Dataset records

────────────────

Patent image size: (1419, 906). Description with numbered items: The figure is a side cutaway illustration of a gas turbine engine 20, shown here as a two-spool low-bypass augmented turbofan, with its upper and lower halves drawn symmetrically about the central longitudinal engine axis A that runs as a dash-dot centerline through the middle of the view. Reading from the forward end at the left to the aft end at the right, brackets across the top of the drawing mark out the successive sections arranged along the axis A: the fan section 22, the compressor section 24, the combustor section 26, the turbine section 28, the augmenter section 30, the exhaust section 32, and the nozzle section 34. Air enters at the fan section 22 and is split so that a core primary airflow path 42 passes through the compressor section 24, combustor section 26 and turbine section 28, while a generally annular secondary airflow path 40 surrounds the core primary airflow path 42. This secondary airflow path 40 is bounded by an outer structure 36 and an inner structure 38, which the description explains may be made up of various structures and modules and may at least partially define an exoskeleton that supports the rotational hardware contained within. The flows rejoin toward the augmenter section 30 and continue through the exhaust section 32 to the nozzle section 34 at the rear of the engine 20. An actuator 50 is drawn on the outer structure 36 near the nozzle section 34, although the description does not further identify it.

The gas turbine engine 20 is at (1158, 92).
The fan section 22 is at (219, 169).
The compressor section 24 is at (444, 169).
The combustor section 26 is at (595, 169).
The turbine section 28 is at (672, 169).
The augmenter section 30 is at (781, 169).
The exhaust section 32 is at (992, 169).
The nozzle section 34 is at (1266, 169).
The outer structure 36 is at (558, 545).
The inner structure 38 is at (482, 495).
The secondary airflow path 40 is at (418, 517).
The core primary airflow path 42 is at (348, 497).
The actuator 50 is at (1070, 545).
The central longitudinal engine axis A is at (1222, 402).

────────────────

Copy out every row above word for word, one per line, in the same order.

Patent image size: (1419, 906). Description with numbered items: The figure is a side cutaway illustration of a gas turbine engine 20, shown here as a two-spool low-bypass augmented turbofan, with its upper and lower halves drawn symmetrically about the central longitudinal engine axis A that runs as a dash-dot centerline through the middle of the view. Reading from the forward end at the left to the aft end at the right, brackets across the top of the drawing mark out the successive sections arranged along the axis A: the fan section 22, the compressor section 24, the combustor section 26, the turbine section 28, the augmenter section 30, the exhaust section 32, and the nozzle section 34. Air enters at the fan section 22 and is split so that a core primary airflow path 42 passes through the compressor section 24, combustor section 26 and turbine section 28, while a generally annular secondary airflow path 40 surrounds the core primary airflow path 42. This secondary airflow path 40 is bounded by an outer structure 36 and an inner structure 38, which the description explains may be made up of various structures and modules and may at least partially define an exoskeleton that supports the rotational hardware contained within. The flows rejoin toward the augmenter section 30 and continue through the exhaust section 32 to the nozzle section 34 at the rear of the engine 20. An actuator 50 is drawn on the outer structure 36 near the nozzle section 34, although the description does not further identify it.

The gas turbine engine 20 is at (1158, 92).
The fan section 22 is at (219, 169).
The compressor section 24 is at (444, 169).
The combustor section 26 is at (595, 169).
The turbine section 28 is at (672, 169).
The augmenter section 30 is at (781, 169).
The exhaust section 32 is at (992, 169).
The nozzle section 34 is at (1266, 169).
The outer structure 36 is at (558, 545).
The inner structure 38 is at (482, 495).
The secondary airflow path 40 is at (418, 517).
The core primary airflow path 42 is at (348, 497).
The actuator 50 is at (1070, 545).
The central longitudinal engine axis A is at (1222, 402).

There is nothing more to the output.